**Exercise aim**
Select every line holding the word "this" and copy it.

**Listing**
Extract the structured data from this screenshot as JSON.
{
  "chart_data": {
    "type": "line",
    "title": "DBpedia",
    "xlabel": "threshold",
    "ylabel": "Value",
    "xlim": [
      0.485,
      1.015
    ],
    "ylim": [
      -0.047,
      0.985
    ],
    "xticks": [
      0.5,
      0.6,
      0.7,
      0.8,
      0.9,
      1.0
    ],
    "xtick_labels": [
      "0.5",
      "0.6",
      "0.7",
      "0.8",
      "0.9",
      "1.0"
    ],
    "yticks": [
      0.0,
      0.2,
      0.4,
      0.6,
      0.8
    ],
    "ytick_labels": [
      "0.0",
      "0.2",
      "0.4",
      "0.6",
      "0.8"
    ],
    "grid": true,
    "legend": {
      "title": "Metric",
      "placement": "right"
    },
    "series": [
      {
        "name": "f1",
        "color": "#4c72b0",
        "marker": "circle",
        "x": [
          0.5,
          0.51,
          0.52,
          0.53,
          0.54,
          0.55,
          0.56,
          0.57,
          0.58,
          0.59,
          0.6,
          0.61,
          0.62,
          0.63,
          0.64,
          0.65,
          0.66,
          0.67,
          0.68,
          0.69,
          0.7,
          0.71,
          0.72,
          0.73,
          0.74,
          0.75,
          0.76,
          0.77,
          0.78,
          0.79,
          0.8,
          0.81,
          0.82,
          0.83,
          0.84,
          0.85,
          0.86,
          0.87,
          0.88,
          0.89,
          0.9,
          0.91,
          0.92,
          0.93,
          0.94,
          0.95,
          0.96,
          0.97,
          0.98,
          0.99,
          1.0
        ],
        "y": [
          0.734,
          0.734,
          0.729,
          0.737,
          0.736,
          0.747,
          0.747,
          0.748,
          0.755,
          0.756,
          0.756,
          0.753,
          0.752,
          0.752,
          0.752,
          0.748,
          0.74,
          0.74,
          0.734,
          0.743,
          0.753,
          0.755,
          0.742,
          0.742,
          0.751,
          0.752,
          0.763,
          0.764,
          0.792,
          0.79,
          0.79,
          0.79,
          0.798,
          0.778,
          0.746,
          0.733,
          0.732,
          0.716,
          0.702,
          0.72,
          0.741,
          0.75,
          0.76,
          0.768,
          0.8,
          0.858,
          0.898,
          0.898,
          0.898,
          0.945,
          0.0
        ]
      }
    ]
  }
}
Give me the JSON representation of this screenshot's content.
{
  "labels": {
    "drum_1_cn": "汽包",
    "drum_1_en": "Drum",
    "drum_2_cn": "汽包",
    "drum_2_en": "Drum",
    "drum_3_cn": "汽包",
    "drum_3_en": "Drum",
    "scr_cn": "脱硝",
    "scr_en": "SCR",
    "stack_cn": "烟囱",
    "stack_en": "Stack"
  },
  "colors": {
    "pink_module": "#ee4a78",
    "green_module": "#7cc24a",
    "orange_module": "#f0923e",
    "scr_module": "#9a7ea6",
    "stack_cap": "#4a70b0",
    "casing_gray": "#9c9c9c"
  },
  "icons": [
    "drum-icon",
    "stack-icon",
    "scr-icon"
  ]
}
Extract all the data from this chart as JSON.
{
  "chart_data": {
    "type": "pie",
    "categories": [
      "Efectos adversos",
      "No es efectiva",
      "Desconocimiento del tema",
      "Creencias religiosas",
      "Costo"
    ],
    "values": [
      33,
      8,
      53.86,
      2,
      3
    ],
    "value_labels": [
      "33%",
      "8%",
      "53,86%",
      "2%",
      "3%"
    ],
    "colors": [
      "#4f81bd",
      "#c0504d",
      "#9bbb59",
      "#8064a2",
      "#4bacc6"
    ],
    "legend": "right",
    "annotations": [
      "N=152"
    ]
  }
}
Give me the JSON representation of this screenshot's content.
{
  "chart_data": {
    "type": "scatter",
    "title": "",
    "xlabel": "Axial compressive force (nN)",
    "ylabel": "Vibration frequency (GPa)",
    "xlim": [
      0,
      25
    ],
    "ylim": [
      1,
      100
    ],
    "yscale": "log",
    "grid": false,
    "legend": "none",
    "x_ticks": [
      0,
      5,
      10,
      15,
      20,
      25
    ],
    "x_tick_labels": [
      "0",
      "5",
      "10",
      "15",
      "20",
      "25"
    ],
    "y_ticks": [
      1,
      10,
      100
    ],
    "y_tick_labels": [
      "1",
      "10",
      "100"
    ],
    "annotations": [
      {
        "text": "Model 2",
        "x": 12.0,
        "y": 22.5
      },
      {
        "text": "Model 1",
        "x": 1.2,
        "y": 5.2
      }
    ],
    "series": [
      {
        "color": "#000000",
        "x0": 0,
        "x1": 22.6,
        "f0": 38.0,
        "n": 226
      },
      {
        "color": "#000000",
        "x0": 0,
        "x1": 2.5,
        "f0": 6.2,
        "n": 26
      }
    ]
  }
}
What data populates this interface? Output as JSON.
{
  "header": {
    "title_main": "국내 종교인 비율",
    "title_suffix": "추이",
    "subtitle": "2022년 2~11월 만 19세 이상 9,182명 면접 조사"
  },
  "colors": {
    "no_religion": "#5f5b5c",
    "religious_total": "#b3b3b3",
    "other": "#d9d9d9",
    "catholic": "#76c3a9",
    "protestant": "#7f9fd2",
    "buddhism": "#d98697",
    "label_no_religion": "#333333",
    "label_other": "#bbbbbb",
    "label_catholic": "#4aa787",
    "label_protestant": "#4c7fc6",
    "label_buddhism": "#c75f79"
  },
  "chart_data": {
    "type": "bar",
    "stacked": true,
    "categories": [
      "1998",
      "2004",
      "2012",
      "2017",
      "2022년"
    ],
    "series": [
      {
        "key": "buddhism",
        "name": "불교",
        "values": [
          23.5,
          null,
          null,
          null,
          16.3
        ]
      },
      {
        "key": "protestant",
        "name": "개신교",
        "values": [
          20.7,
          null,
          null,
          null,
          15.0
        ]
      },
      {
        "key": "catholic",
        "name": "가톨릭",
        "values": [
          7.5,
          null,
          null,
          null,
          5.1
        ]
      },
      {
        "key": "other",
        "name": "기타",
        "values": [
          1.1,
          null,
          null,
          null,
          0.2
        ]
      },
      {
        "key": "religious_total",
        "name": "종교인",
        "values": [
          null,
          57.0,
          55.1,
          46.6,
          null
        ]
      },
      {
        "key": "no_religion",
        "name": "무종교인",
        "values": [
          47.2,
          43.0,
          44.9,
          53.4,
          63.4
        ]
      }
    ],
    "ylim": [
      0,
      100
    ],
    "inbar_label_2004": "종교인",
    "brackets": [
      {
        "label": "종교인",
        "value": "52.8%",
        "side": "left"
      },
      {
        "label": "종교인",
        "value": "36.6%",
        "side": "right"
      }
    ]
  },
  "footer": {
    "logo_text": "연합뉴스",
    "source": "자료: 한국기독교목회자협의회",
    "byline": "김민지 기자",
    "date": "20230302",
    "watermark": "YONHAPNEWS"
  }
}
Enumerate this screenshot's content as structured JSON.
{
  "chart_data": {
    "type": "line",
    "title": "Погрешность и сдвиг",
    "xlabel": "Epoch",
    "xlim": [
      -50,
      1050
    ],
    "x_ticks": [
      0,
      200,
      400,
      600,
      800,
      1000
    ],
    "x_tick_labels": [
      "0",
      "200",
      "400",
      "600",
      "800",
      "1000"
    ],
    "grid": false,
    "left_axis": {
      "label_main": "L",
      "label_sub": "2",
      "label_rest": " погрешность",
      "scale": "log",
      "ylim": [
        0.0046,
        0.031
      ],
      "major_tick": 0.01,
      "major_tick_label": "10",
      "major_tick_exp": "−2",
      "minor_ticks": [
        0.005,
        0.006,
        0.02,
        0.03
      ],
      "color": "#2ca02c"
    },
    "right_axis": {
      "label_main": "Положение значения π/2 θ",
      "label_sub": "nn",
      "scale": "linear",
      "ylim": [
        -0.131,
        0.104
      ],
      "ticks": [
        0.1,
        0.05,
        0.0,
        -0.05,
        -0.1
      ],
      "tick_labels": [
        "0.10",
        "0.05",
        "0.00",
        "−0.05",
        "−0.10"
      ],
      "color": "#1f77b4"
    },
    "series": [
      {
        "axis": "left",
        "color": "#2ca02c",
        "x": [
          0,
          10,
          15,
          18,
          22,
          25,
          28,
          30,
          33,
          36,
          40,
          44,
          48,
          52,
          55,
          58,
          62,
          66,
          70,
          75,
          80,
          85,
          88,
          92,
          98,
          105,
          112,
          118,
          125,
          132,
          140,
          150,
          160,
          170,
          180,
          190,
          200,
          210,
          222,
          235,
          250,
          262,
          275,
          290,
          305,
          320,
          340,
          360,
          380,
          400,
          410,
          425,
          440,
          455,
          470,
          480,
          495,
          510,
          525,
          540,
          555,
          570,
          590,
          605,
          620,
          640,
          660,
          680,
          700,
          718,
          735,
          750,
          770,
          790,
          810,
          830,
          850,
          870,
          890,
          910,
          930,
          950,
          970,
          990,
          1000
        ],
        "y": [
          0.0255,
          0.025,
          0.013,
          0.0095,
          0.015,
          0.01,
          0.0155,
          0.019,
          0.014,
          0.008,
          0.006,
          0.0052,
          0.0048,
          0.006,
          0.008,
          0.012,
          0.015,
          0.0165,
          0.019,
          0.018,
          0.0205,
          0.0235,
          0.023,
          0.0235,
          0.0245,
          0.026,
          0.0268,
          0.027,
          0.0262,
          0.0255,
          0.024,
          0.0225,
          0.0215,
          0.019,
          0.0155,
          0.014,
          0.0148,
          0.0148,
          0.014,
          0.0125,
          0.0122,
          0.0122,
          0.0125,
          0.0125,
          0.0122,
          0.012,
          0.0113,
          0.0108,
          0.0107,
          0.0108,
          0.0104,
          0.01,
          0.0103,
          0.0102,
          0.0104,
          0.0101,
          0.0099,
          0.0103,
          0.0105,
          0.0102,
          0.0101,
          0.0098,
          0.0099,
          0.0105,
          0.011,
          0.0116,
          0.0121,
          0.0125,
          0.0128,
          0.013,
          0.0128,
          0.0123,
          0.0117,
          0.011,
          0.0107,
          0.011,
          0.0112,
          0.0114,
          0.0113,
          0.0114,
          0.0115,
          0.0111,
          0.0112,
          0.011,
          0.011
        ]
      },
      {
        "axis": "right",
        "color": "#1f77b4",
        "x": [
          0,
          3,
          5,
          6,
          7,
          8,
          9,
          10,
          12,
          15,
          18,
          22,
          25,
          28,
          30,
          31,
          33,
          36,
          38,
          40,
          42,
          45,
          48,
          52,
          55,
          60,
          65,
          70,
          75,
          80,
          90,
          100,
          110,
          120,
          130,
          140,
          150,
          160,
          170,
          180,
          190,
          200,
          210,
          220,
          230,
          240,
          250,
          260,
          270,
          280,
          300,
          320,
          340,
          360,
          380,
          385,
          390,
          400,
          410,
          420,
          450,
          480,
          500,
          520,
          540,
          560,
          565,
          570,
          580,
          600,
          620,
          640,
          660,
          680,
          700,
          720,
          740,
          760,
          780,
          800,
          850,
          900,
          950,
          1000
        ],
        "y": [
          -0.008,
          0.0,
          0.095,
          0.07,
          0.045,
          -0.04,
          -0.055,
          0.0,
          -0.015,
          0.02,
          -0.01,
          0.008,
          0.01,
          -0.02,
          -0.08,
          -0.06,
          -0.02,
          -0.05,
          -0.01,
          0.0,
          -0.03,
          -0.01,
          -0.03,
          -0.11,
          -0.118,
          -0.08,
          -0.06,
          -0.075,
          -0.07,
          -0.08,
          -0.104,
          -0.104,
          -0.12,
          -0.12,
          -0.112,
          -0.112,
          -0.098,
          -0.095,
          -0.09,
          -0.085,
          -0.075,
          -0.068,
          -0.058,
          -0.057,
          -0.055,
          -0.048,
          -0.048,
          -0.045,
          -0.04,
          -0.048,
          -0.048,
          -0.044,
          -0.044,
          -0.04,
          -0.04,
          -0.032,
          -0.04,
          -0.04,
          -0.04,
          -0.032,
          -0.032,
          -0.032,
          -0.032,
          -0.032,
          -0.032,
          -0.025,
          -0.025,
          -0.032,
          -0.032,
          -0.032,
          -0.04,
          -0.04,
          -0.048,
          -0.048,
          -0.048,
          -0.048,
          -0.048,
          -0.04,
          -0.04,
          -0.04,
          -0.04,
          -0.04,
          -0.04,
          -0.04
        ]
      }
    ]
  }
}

**The output**
Extract the structured data from this screenshot as JSON.
Give me the JSON representation of this screenshot's content.
Extract all the data from this chart as JSON.
Give me the JSON representation of this screenshot's content.
What data populates this interface? Output as JSON.
Enumerate this screenshot's content as structured JSON.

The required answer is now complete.